==== Provided material

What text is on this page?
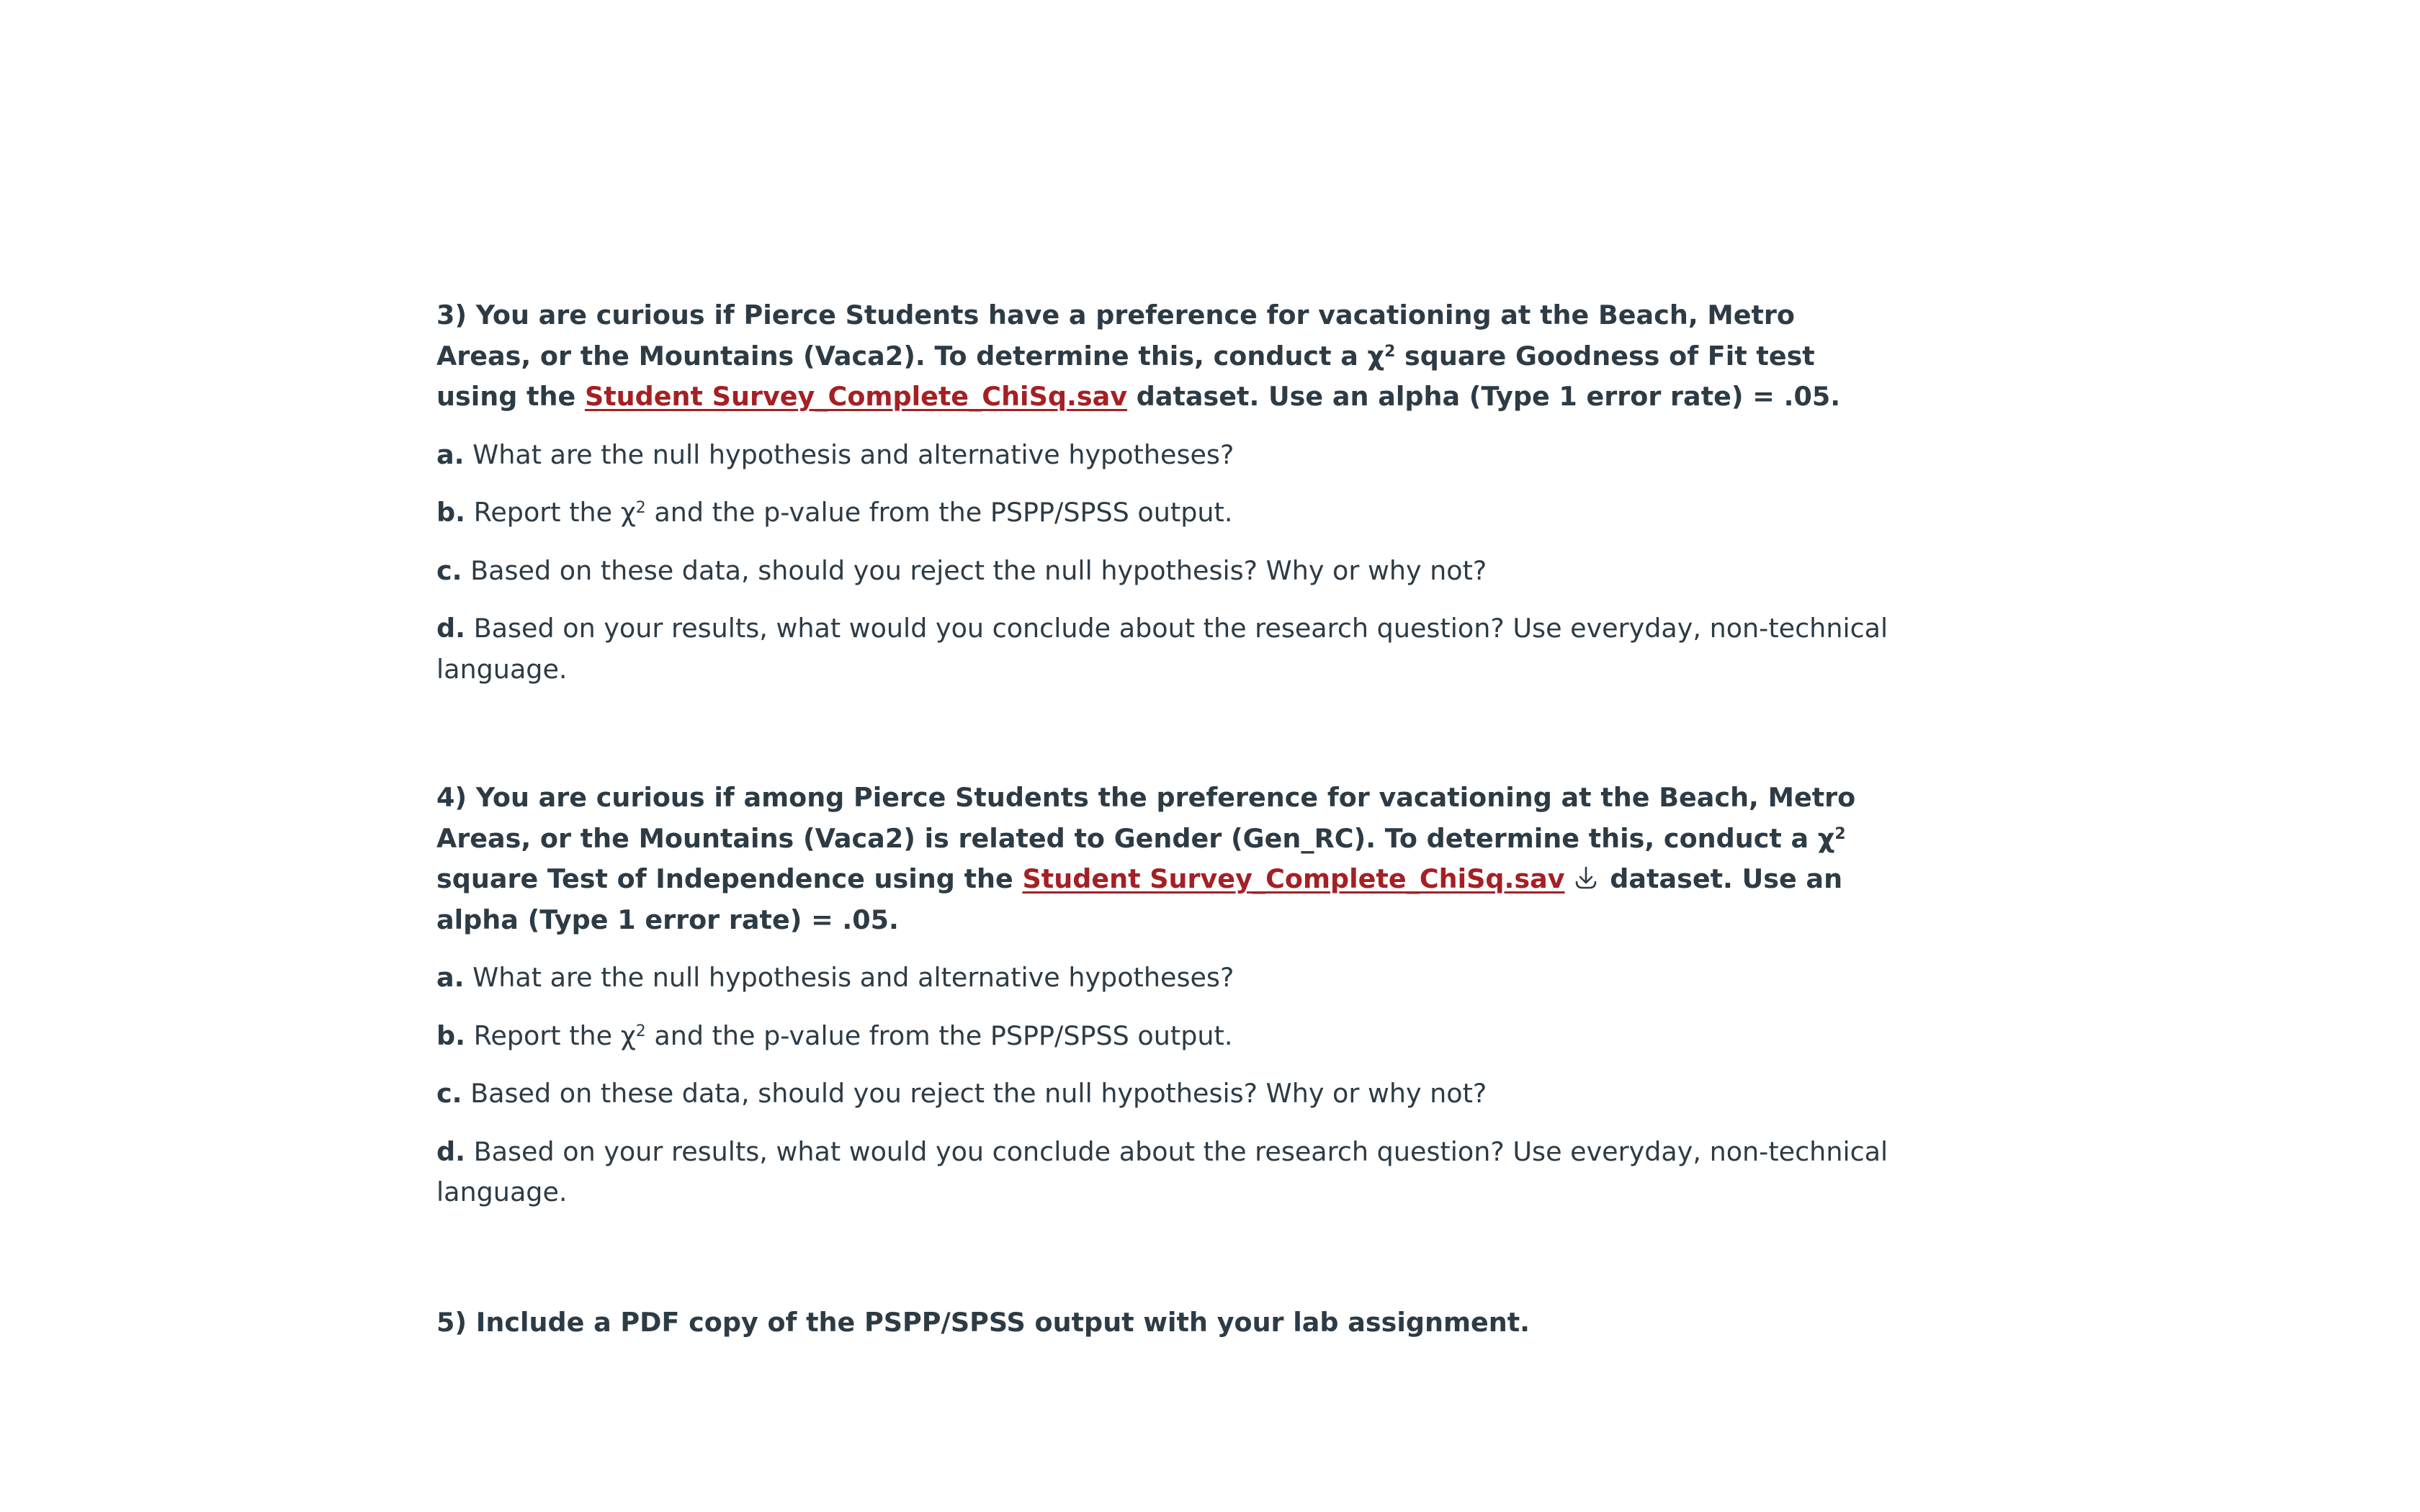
3) You are curious if Pierce Students have a preference for vacationing at the Beach, Metro Areas, or the Mountains (Vaca2). To determine this, conduct a $\chi^2$ square Goodness of Fit test using the Student Survey_Complete_ChiSq.sav dataset. Use an alpha (Type 1 error rate) = .05.

a. What are the null hypothesis and alternative hypotheses?

b. Report the $\chi^2$ and the p-value from the PSPP/SPSS output.

c. Based on these data, should you reject the null hypothesis? Why or why not?

d. Based on your results, what would you conclude about the research question? Use everyday, non-technical language.

4) You are curious if among Pierce Students the preference for vacationing at the Beach, Metro Areas, or the Mountains (Vaca2) is related to Gender (Gen_RC). To determine this, conduct a $\chi^2$ square Test of Independence using the Student Survey_Complete_ChiSq.sav
dataset. Use an alpha (Type 1 error rate) = .05.

a. What are the null hypothesis and alternative hypotheses?

b. Report the $\chi^2$ and the p-value from the PSPP/SPSS output.

c. Based on these data, should you reject the null hypothesis? Why or why not?

d. Based on your results, what would you conclude about the research question? Use everyday, non-technical language.

5) Include a PDF copy of the PSPP/SPSS output with your lab assignment.
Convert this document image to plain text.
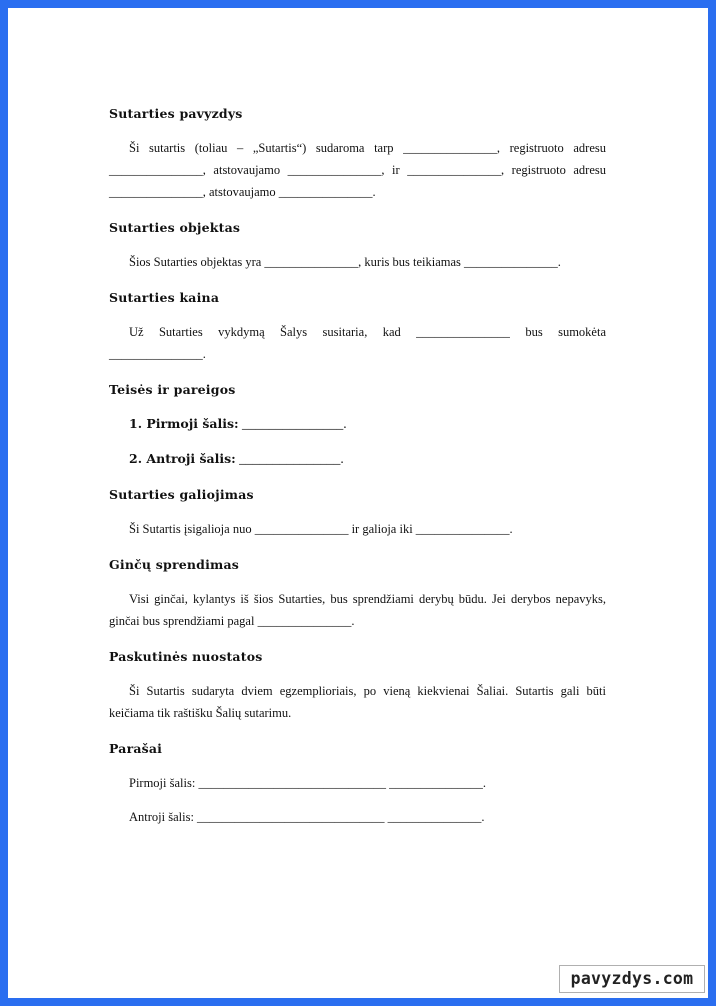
Sutarties pavyzdys

Ši sutartis (toliau – „Sutartis“) sudaroma tarp _______________, registruoto adresu _______________, atstovaujamo _______________, ir _______________, registruoto adresu _______________, atstovaujamo _______________.

Sutarties objektas

Šios Sutarties objektas yra _______________, kuris bus teikiamas _______________.

Sutarties kaina

Už Sutarties vykdymą Šalys susitaria, kad _______________ bus sumokėta _______________.

Teisės ir pareigos
1. Pirmoji šalis: _______________.
2. Antroji šalis: _______________.
Sutarties galiojimas

Ši Sutartis įsigalioja nuo _______________ ir galioja iki _______________.

Ginčų sprendimas

Visi ginčai, kylantys iš šios Sutarties, bus sprendžiami derybų būdu. Jei derybos nepavyks, ginčai bus sprendžiami pagal _______________.

Paskutinės nuostatos

Ši Sutartis sudaryta dviem egzemplioriais, po vieną kiekvienai Šaliai. Sutartis gali būti keičiama tik raštišku Šalių sutarimu.

Parašai
Pirmoji šalis: ______________________________ _______________.
Antroji šalis: ______________________________ _______________.
pavyzdys.com
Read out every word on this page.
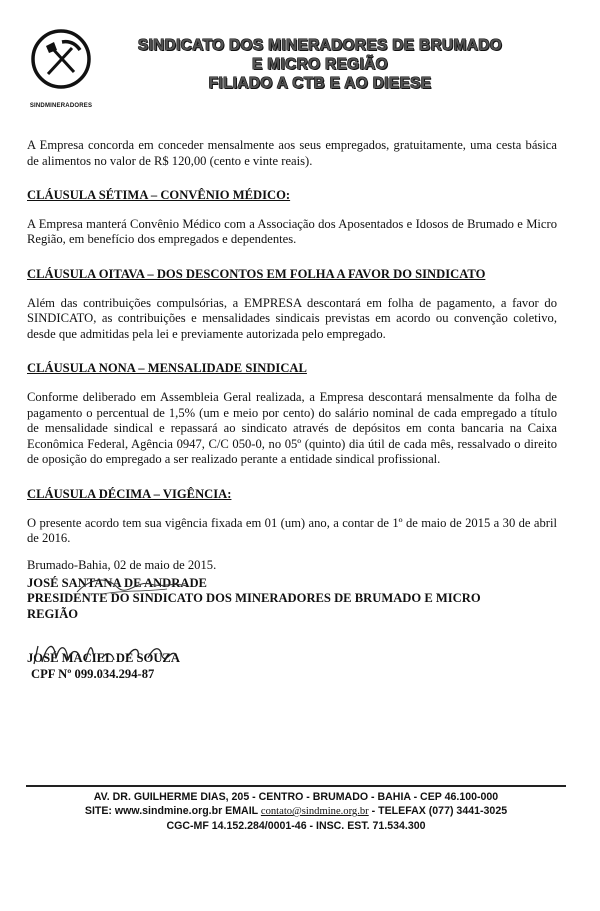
SINDMINERADORES
SINDICATO DOS MINERADORES DE BRUMADO
E MICRO REGIÃO
FILIADO A CTB E AO DIEESE

A Empresa concorda em conceder mensalmente aos seus empregados, gratuitamente, uma cesta básica de alimentos no valor de R$ 120,00 (cento e vinte reais).

CLÁUSULA SÉTIMA – CONVÊNIO MÉDICO:

A Empresa manterá Convênio Médico com a Associação dos Aposentados e Idosos de Brumado e Micro Região, em benefício dos empregados e dependentes.

CLÁUSULA OITAVA – DOS DESCONTOS EM FOLHA A FAVOR DO SINDICATO

Além das contribuições compulsórias, a EMPRESA descontará em folha de pagamento, a favor do SINDICATO, as contribuições e mensalidades sindicais previstas em acordo ou convenção coletivo, desde que admitidas pela lei e previamente autorizada pelo empregado.

CLÁUSULA NONA – MENSALIDADE SINDICAL

Conforme deliberado em Assembleia Geral realizada, a Empresa descontará mensalmente da folha de pagamento o percentual de 1,5% (um e meio por cento) do salário nominal de cada empregado a título de mensalidade sindical e repassará ao sindicato através de depósitos em conta bancaria na Caixa Econômica Federal, Agência 0947, C/C 050-0, no 05º (quinto) dia útil de cada mês, ressalvado o direito de oposição do empregado a ser realizado perante a entidade sindical profissional.

CLÁUSULA DÉCIMA – VIGÊNCIA:

O presente acordo tem sua vigência fixada em 01 (um) ano, a contar de 1º de maio de 2015 a 30 de abril de 2016.

Brumado-Bahia, 02 de maio de 2015.

JOSÉ SANTANA DE ANDRADE

PRESIDENTE DO SINDICATO DOS MINERADORES DE BRUMADO E MICRO REGIÃO

JOSÉ MACIEL DE SOUZA

CPF Nº 099.034.294-87

AV. DR. GUILHERME DIAS, 205 - CENTRO - BRUMADO - BAHIA - CEP 46.100-000
SITE: www.sindmine.org.br EMAIL contato@sindmine.org.br - TELEFAX (077) 3441-3025
CGC-MF 14.152.284/0001-46 - INSC. EST. 71.534.300
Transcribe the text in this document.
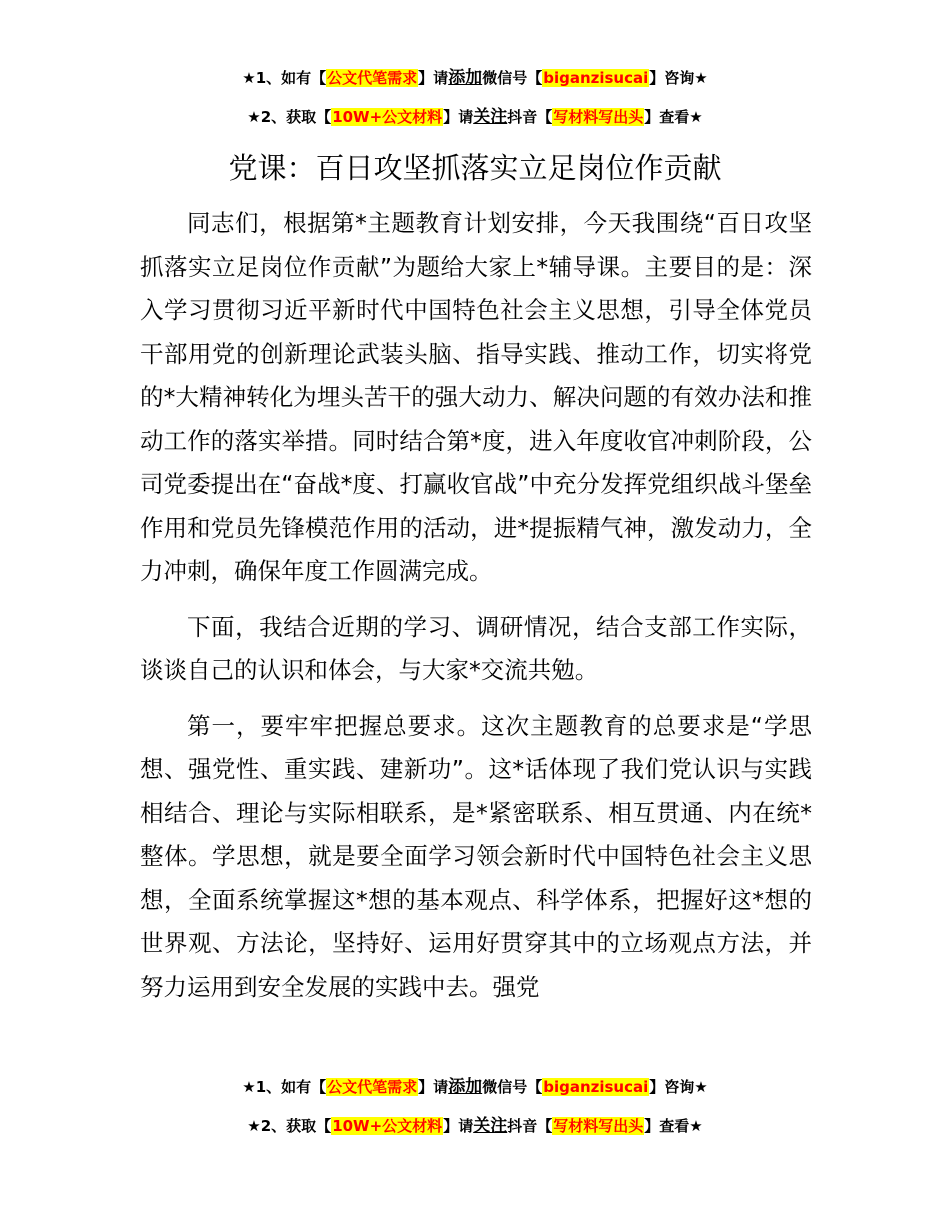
★1、如有【公文代笔需求】请添加微信号【biganzisucai】咨询★
★2、获取【10W+公文材料】请关注抖音【写材料写出头】查看★
党课：百日攻坚抓落实立足岗位作贡献

同志们，根据第*主题教育计划安排，今天我围绕“百日攻坚抓落实立足岗位作贡献”为题给大家上*辅导课。主要目的是：深入学习贯彻习近平新时代中国特色社会主义思想，引导全体党员干部用党的创新理论武装头脑、指导实践、推动工作，切实将党的*大精神转化为埋头苦干的强大动力、解决问题的有效办法和推动工作的落实举措。同时结合第*度，进入年度收官冲刺阶段，公司党委提出在“奋战*度、打赢收官战”中充分发挥党组织战斗堡垒作用和党员先锋模范作用的活动，进*提振精气神，激发动力，全力冲刺，确保年度工作圆满完成。

下面，我结合近期的学习、调研情况，结合支部工作实际，谈谈自己的认识和体会，与大家*交流共勉。

第一，要牢牢把握总要求。这次主题教育的总要求是“学思想、强党性、重实践、建新功”。这*话体现了我们党认识与实践相结合、理论与实际相联系，是*紧密联系、相互贯通、内在统*整体。学思想，就是要全面学习领会新时代中国特色社会主义思想，全面系统掌握这*想的基本观点、科学体系，把握好这*想的世界观、方法论，坚持好、运用好贯穿其中的立场观点方法，并努力运用到安全发展的实践中去。强党

★1、如有【公文代笔需求】请添加微信号【biganzisucai】咨询★
★2、获取【10W+公文材料】请关注抖音【写材料写出头】查看★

========

Copy out the listing exactly as it stands, but not the pictures.

What text is on this page?
3) You are curious if Pierce Students have a preference for vacationing at the Beach, Metro Areas, or the Mountains (Vaca2). To determine this, conduct a $\chi^2$ square Goodness of Fit test using the Student Survey_Complete_ChiSq.sav dataset. Use an alpha (Type 1 error rate) = .05.

a. What are the null hypothesis and alternative hypotheses?

b. Report the $\chi^2$ and the p-value from the PSPP/SPSS output.

c. Based on these data, should you reject the null hypothesis? Why or why not?

d. Based on your results, what would you conclude about the research question? Use everyday, non-technical language.

4) You are curious if among Pierce Students the preference for vacationing at the Beach, Metro Areas, or the Mountains (Vaca2) is related to Gender (Gen_RC). To determine this, conduct a $\chi^2$ square Test of Independence using the Student Survey_Complete_ChiSq.sav
dataset. Use an alpha (Type 1 error rate) = .05.

a. What are the null hypothesis and alternative hypotheses?

b. Report the $\chi^2$ and the p-value from the PSPP/SPSS output.

c. Based on these data, should you reject the null hypothesis? Why or why not?

d. Based on your results, what would you conclude about the research question? Use everyday, non-technical language.

5) Include a PDF copy of the PSPP/SPSS output with your lab assignment.
Convert this document image to plain text.
Sutarties pavyzdys

Ši sutartis (toliau – „Sutartis“) sudaroma tarp _______________, registruoto adresu _______________, atstovaujamo _______________, ir _______________, registruoto adresu _______________, atstovaujamo _______________.

Sutarties objektas

Šios Sutarties objektas yra _______________, kuris bus teikiamas _______________.

Sutarties kaina

Už Sutarties vykdymą Šalys susitaria, kad _______________ bus sumokėta _______________.

Teisės ir pareigos
1. Pirmoji šalis: _______________.
2. Antroji šalis: _______________.
Sutarties galiojimas

Ši Sutartis įsigalioja nuo _______________ ir galioja iki _______________.

Ginčų sprendimas

Visi ginčai, kylantys iš šios Sutarties, bus sprendžiami derybų būdu. Jei derybos nepavyks, ginčai bus sprendžiami pagal _______________.

Paskutinės nuostatos

Ši Sutartis sudaryta dviem egzemplioriais, po vieną kiekvienai Šaliai. Sutartis gali būti keičiama tik raštišku Šalių sutarimu.

Parašai
Pirmoji šalis: ______________________________ _______________.
Antroji šalis: ______________________________ _______________.
pavyzdys.com
Read out every word on this page.
SINDMINERADORES
SINDICATO DOS MINERADORES DE BRUMADO
E MICRO REGIÃO
FILIADO A CTB E AO DIEESE

A Empresa concorda em conceder mensalmente aos seus empregados, gratuitamente, uma cesta básica de alimentos no valor de R$ 120,00 (cento e vinte reais).

CLÁUSULA SÉTIMA – CONVÊNIO MÉDICO:

A Empresa manterá Convênio Médico com a Associação dos Aposentados e Idosos de Brumado e Micro Região, em benefício dos empregados e dependentes.

CLÁUSULA OITAVA – DOS DESCONTOS EM FOLHA A FAVOR DO SINDICATO

Além das contribuições compulsórias, a EMPRESA descontará em folha de pagamento, a favor do SINDICATO, as contribuições e mensalidades sindicais previstas em acordo ou convenção coletivo, desde que admitidas pela lei e previamente autorizada pelo empregado.

CLÁUSULA NONA – MENSALIDADE SINDICAL

Conforme deliberado em Assembleia Geral realizada, a Empresa descontará mensalmente da folha de pagamento o percentual de 1,5% (um e meio por cento) do salário nominal de cada empregado a título de mensalidade sindical e repassará ao sindicato através de depósitos em conta bancaria na Caixa Econômica Federal, Agência 0947, C/C 050-0, no 05º (quinto) dia útil de cada mês, ressalvado o direito de oposição do empregado a ser realizado perante a entidade sindical profissional.

CLÁUSULA DÉCIMA – VIGÊNCIA:

O presente acordo tem sua vigência fixada em 01 (um) ano, a contar de 1º de maio de 2015 a 30 de abril de 2016.

Brumado-Bahia, 02 de maio de 2015.

JOSÉ SANTANA DE ANDRADE

PRESIDENTE DO SINDICATO DOS MINERADORES DE BRUMADO E MICRO REGIÃO

JOSÉ MACIEL DE SOUZA

CPF Nº 099.034.294-87

AV. DR. GUILHERME DIAS, 205 - CENTRO - BRUMADO - BAHIA - CEP 46.100-000
SITE: www.sindmine.org.br EMAIL contato@sindmine.org.br - TELEFAX (077) 3441-3025
CGC-MF 14.152.284/0001-46 - INSC. EST. 71.534.300
Transcribe the text in this document.
★1、如有【公文代笔需求】请添加微信号【biganzisucai】咨询★
★2、获取【10W+公文材料】请关注抖音【写材料写出头】查看★
党课：百日攻坚抓落实立足岗位作贡献

同志们，根据第*主题教育计划安排，今天我围绕“百日攻坚抓落实立足岗位作贡献”为题给大家上*辅导课。主要目的是：深入学习贯彻习近平新时代中国特色社会主义思想，引导全体党员干部用党的创新理论武装头脑、指导实践、推动工作，切实将党的*大精神转化为埋头苦干的强大动力、解决问题的有效办法和推动工作的落实举措。同时结合第*度，进入年度收官冲刺阶段，公司党委提出在“奋战*度、打赢收官战”中充分发挥党组织战斗堡垒作用和党员先锋模范作用的活动，进*提振精气神，激发动力，全力冲刺，确保年度工作圆满完成。

下面，我结合近期的学习、调研情况，结合支部工作实际，谈谈自己的认识和体会，与大家*交流共勉。

第一，要牢牢把握总要求。这次主题教育的总要求是“学思想、强党性、重实践、建新功”。这*话体现了我们党认识与实践相结合、理论与实际相联系，是*紧密联系、相互贯通、内在统*整体。学思想，就是要全面学习领会新时代中国特色社会主义思想，全面系统掌握这*想的基本观点、科学体系，把握好这*想的世界观、方法论，坚持好、运用好贯穿其中的立场观点方法，并努力运用到安全发展的实践中去。强党

★1、如有【公文代笔需求】请添加微信号【biganzisucai】咨询★
★2、获取【10W+公文材料】请关注抖音【写材料写出头】查看★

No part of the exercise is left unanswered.